# What you have to do:
Wherever the word "двух" appears in a line, copy that line.

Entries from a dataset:

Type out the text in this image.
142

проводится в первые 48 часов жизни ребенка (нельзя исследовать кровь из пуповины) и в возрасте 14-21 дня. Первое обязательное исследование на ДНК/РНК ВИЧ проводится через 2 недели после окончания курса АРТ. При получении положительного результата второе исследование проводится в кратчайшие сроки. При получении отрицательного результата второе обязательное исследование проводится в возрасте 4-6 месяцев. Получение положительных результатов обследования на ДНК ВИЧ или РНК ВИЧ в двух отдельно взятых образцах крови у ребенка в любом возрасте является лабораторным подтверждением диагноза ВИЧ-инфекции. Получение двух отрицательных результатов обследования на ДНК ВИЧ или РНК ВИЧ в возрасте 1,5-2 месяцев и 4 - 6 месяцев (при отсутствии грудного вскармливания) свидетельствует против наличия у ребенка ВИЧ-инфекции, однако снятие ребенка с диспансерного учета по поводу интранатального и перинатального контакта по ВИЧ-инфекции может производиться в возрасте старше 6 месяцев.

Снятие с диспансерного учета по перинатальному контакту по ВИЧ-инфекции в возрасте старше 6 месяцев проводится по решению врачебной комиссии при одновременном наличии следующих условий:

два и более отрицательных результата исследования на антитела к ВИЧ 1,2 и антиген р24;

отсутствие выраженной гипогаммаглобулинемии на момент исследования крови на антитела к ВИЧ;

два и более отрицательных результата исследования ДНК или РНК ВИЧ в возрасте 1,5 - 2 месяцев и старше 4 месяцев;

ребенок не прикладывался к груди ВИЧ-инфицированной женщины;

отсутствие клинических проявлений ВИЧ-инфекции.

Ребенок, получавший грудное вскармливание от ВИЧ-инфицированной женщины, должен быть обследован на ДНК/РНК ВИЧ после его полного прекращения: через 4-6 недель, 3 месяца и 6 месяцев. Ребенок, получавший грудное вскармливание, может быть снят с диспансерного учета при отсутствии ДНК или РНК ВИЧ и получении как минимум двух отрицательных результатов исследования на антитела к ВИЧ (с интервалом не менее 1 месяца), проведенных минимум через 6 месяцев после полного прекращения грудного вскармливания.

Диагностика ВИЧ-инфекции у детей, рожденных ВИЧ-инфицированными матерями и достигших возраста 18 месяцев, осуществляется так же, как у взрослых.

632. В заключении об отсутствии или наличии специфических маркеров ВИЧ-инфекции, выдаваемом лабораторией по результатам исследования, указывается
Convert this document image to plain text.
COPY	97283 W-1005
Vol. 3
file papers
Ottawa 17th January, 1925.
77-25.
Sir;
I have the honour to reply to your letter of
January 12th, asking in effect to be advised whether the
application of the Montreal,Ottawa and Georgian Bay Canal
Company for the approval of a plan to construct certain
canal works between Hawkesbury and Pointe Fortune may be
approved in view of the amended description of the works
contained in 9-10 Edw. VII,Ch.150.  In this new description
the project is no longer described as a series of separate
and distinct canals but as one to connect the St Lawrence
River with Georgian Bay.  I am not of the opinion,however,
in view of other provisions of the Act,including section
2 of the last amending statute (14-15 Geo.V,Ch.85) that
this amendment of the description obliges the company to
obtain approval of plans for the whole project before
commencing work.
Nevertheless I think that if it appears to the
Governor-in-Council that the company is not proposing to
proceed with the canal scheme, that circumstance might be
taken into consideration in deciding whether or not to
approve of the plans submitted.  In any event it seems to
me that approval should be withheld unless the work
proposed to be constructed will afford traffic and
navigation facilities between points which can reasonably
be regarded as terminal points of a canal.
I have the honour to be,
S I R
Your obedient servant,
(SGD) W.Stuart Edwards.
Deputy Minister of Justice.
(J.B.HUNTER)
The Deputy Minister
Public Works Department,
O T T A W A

# Solution for this problem:
проводится в первые 48 часов жизни ребенка (нельзя исследовать кровь из пуповины) и в возрасте 14-21 дня. Первое обязательное исследование на ДНК/РНК ВИЧ проводится через 2 недели после окончания курса АРТ. При получении положительного результата второе исследование проводится в кратчайшие сроки. При получении отрицательного результата второе обязательное исследование проводится в возрасте 4-6 месяцев. Получение положительных результатов обследования на ДНК ВИЧ или РНК ВИЧ в двух отдельно взятых образцах крови у ребенка в любом возрасте является лабораторным подтверждением диагноза ВИЧ-инфекции. Получение двух отрицательных результатов обследования на ДНК ВИЧ или РНК ВИЧ в возрасте 1,5-2 месяцев и 4 - 6 месяцев (при отсутствии грудного вскармливания) свидетельствует против наличия у ребенка ВИЧ-инфекции, однако снятие ребенка с диспансерного учета по поводу интранатального и перинатального контакта по ВИЧ-инфекции может производиться в возрасте старше 6 месяцев.
Ребенок, получавший грудное вскармливание от ВИЧ-инфицированной женщины, должен быть обследован на ДНК/РНК ВИЧ после его полного прекращения: через 4-6 недель, 3 месяца и 6 месяцев. Ребенок, получавший грудное вскармливание, может быть снят с диспансерного учета при отсутствии ДНК или РНК ВИЧ и получении как минимум двух отрицательных результатов исследования на антитела к ВИЧ (с интервалом не менее 1 месяца), проведенных минимум через 6 месяцев после полного прекращения грудного вскармливания.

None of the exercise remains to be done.